Stored records
--------------------

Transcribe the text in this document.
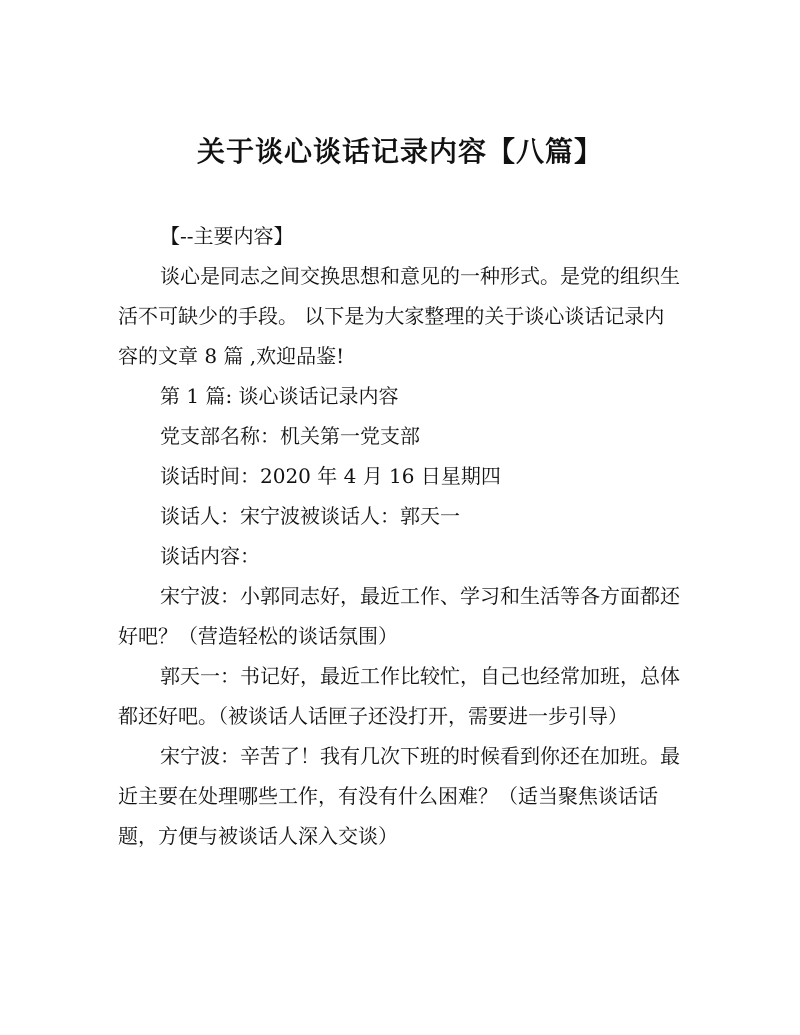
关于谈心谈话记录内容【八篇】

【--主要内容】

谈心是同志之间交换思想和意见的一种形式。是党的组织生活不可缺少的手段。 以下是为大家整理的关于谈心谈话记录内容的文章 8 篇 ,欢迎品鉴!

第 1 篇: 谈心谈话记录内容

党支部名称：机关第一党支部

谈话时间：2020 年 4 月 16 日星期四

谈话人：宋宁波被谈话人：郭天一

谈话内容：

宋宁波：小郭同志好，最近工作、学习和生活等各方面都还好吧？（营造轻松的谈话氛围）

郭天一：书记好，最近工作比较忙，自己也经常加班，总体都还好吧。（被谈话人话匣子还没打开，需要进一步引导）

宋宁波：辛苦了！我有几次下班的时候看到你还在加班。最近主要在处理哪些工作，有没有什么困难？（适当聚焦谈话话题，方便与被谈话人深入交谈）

--------------------

Will you restate every entry word for word and omit the images?

Transcribe the text in this document.
关于谈心谈话记录内容【八篇】

【--主要内容】

谈心是同志之间交换思想和意见的一种形式。是党的组织生活不可缺少的手段。 以下是为大家整理的关于谈心谈话记录内容的文章 8 篇 ,欢迎品鉴!

第 1 篇: 谈心谈话记录内容

党支部名称：机关第一党支部

谈话时间：2020 年 4 月 16 日星期四

谈话人：宋宁波被谈话人：郭天一

谈话内容：

宋宁波：小郭同志好，最近工作、学习和生活等各方面都还好吧？（营造轻松的谈话氛围）

郭天一：书记好，最近工作比较忙，自己也经常加班，总体都还好吧。（被谈话人话匣子还没打开，需要进一步引导）

宋宁波：辛苦了！我有几次下班的时候看到你还在加班。最近主要在处理哪些工作，有没有什么困难？（适当聚焦谈话话题，方便与被谈话人深入交谈）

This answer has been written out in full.